▸ **ASSIGNMENT A**
In the piece on Tuscaloosa County school funding, about how many more school resource officers did TCSS aim to add through the proposed tax increase?
▸ **ASSIGNMENT B**
Write the next part of the piece on Tuscaloosa County school resource officers, picking up after its last sentence.

Hell, I still adore my SRO from Northside High School — Deputy Martha Hocutt — and if the school resource officers in this county are half the cop she is, we'll be in good shape.

But it must be noted at this point that the majority of the county school system's funding comes from federal sources, giving administrators little wiggle room to be creative with how they use the biggest chunk of their allocated funding. For the state's small portion of funding, it's even more restrictive and doesn't even provide a line item for school resource officers.

Instead, that responsibility falls on the county. And it's been the Tuscaloosa County Commission that has mostly financed SROs through its partnership with TCSS. The county's coffers are indeed deep thanks to fiscal responsibility over recent years, but that money is far from being thrown around as a cure to every problem that comes up.

"TCSS is the largest school system in the state, from a geographic standpoint, and the ninth-largest in student population," TCSS Superintendent Keri Johnson told me last November. "At the same time, we rank at the very bottom of the state in local funding. In a district our size, with 35 school buildings and a growing population, additional resources are necessary to address the needs we have. More than 90 percent of our funding is already committed by state and federal law, so that leaves us very little to address our local needs."

As Patch previously reported, TCSS has said its goal through the proposed tax increase was to add roughly 20 more school resource officers, which would present a recurring cost to the school system. Never mind Gov. Kay Ivey is mulling how to parcel out the state's financial surplus, but seems more focused on building new prisons than boosting funding for schools that need it.

At present, there are 11 school resource officers working in the different Tuscaloosa County school zones, with six fully funded by the Tuscaloosa County Commission, while TCSS funds one.

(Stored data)
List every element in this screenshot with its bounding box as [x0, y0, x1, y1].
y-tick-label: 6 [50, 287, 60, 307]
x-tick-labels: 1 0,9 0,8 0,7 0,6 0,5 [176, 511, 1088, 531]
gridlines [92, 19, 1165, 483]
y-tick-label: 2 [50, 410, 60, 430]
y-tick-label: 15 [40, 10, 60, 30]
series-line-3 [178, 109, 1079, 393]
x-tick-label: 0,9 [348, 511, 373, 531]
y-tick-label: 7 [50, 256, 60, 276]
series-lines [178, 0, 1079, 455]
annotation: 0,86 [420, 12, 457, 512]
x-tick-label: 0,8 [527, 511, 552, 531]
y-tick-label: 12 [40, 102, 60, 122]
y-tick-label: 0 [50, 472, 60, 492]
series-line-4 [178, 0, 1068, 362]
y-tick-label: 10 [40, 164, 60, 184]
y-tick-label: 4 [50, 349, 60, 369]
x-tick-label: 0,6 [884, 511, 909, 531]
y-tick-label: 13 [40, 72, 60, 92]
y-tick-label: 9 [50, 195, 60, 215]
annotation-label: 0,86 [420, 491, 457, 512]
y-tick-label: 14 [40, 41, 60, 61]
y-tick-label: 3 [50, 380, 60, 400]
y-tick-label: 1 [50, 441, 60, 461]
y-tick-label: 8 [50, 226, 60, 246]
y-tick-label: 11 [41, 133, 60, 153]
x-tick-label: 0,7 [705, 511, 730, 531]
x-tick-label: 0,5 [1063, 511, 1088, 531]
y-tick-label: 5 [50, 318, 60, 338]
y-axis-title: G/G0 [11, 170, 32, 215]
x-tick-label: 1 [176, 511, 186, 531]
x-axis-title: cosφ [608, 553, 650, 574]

▸ **TASK OUTPUT A**
Roughly 20 more school resource officers.

▸ **TASK OUTPUT B**
The salary and benefits cost for the other four officers are split between the commission and the school system. Costing anywhere between $90,000 to $100,000 a year for each school resource officer's salary and benefits, there is no state line item to help the school system fund additional SROs on campus, thus, any funding must come from local sources.

I write all this to say that I'm tired of the grandstanding from both sides who are more willing to enlist in the culture wars than they are to support common sense measures to protect our children. I'm tired of being yelled at in all-caps on social media about how guns aren't the problem, all while our state is admittedly more interested in incarcerating people than addressing its mental health issues and flimsy gun laws.

The state isn't going to fix this problem for us, neither are the feds. It has to start at the local level before it's too late.

So, look into your heart and ask yourself how much such peace of mind is really worth?

If we haven't done enough or invested enough as a community and death comes calling, by that point it will be too late.

And then what? What will you do? How will you react?

Will you kick the idealogical can?

Will you praise the police for doing all they could?

Will you start to homeschool your child?

Will you donate to a congressman parroting your viewpoint?

Will you shove you head in the sand and ignore it?

Will you go to the store and buy another gun?

Will you protest in front of an empty administrative office?

Will you blame people in your own community instead of wondering what proactive measures could have been in place?

Or will you demand reasonable action today in your community? Action that produces results you can see and put your trust in.

Proactive measures are not a panacea, but certainly provide a more suitable option to this parent than giving guns to exhausted and underpaid teachers or abolishing public education because it's too "woke."

Safety for our children shouldn't be politicized. It should be a basic expectation if we really are supposed to be the exceptional nation that we pretend to be.


Ryan Phillips is an award-winning journalist, editor and opinion columnist. He is also the founder and field editor of Tuscaloosa Patch. The views expressed in this column are his own and in no way reflective of any views held by our parent company or sponsors.